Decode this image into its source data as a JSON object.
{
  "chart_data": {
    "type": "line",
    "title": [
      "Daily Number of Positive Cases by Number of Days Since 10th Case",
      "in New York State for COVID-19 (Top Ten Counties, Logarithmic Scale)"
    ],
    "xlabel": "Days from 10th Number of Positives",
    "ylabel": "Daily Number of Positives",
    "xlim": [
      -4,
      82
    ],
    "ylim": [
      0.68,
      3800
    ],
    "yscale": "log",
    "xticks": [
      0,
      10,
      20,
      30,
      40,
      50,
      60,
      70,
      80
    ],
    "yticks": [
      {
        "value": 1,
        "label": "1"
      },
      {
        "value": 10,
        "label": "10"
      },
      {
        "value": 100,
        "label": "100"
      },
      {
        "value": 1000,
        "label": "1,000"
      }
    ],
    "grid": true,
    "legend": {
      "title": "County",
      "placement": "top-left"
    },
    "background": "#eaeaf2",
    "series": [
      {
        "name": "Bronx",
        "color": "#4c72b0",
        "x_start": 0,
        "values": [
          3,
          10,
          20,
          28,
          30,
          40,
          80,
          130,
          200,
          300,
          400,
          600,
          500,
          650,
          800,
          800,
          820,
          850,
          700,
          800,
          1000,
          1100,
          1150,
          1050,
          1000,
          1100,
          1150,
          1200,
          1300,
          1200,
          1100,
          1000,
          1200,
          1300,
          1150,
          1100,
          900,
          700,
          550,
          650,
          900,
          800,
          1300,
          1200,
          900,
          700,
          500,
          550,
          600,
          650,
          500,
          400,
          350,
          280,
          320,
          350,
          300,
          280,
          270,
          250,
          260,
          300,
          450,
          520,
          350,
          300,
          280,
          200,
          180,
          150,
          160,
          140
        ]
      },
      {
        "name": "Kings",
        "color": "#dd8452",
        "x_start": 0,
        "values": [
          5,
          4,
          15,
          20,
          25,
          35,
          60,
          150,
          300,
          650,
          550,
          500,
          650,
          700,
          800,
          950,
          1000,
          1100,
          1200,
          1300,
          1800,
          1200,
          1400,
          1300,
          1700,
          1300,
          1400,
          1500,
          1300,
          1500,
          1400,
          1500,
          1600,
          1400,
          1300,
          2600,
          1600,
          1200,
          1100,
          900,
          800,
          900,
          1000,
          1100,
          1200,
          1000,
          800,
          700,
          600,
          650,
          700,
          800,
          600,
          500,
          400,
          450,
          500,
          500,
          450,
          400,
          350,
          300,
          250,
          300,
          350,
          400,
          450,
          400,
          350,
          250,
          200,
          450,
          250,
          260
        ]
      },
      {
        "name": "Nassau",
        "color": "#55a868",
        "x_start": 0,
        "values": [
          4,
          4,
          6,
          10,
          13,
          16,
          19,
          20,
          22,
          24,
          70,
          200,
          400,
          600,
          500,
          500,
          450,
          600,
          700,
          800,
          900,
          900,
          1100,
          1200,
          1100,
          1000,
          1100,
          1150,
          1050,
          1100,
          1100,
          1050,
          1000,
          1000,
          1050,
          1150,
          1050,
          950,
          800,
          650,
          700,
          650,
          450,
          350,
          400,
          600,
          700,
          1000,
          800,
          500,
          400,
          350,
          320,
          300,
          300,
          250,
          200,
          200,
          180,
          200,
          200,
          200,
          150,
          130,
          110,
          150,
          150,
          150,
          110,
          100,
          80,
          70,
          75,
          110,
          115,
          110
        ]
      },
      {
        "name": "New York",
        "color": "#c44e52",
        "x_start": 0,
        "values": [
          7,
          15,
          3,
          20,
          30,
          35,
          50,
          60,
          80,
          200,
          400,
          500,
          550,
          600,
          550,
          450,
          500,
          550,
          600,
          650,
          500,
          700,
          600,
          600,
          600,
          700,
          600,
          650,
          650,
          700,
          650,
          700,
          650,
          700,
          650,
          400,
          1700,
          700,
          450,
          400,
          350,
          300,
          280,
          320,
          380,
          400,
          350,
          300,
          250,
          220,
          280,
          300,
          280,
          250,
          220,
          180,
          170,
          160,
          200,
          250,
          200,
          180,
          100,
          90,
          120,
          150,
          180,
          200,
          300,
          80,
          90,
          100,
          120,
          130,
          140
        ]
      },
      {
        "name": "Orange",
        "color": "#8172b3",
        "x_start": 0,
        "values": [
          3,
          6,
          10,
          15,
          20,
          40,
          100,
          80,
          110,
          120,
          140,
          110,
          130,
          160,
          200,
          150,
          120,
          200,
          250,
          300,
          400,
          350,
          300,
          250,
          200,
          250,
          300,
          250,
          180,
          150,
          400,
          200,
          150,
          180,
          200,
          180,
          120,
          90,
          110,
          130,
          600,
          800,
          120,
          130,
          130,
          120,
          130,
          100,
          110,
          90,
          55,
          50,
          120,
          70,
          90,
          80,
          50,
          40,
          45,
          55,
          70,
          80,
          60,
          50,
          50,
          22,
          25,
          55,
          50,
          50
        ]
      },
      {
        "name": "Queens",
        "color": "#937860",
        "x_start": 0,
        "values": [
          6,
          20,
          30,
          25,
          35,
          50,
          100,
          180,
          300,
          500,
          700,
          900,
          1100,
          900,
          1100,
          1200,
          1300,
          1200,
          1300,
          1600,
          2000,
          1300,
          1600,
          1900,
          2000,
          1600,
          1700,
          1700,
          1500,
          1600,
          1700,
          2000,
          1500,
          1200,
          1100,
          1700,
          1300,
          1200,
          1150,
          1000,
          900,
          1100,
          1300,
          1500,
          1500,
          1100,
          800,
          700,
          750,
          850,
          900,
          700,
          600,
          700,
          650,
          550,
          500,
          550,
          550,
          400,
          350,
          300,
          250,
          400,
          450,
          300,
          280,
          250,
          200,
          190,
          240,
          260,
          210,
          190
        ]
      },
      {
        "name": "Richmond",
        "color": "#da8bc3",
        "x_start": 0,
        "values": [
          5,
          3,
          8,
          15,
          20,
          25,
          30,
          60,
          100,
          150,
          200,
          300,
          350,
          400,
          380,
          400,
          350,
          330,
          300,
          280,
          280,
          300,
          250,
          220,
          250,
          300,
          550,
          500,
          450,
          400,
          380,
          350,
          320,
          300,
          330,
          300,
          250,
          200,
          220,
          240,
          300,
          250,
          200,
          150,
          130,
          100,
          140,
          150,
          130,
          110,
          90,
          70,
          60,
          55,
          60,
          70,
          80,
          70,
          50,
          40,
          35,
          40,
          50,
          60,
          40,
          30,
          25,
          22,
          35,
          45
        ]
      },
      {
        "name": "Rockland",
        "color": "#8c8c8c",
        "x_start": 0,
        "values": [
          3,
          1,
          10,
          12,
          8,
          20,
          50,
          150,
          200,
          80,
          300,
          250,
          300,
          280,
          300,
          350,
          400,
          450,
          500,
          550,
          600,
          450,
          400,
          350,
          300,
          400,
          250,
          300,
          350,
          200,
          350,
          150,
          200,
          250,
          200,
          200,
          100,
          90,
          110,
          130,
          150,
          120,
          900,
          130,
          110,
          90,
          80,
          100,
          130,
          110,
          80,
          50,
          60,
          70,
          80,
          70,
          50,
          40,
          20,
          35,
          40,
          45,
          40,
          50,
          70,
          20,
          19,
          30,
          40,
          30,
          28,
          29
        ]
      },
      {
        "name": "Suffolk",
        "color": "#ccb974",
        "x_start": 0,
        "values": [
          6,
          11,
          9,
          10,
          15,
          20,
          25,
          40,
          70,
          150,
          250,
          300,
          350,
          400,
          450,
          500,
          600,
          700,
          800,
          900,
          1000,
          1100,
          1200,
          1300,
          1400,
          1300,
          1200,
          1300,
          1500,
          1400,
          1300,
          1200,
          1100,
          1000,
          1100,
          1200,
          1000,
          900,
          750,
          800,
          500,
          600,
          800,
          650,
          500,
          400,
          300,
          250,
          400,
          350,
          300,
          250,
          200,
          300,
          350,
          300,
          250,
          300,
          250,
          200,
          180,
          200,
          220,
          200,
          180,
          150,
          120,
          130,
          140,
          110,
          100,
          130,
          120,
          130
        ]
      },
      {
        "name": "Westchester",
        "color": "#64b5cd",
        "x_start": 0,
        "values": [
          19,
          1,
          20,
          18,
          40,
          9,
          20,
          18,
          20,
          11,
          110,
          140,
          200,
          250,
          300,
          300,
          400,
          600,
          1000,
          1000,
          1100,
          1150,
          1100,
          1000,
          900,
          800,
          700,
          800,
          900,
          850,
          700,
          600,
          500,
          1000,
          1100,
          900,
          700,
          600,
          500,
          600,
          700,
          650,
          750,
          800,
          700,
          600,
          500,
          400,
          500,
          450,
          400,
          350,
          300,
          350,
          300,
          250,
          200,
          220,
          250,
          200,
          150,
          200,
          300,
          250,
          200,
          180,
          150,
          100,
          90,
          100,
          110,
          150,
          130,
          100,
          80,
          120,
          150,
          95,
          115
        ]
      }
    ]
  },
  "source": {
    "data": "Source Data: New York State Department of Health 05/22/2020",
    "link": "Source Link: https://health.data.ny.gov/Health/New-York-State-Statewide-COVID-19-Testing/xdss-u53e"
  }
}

Task requirements: Scan the listing above for the word "Daily" and show each line where it is found.

Full response:
      "Daily Number of Positive Cases by Number of Days Since 10th Case",
    "ylabel": "Daily Number of Positives",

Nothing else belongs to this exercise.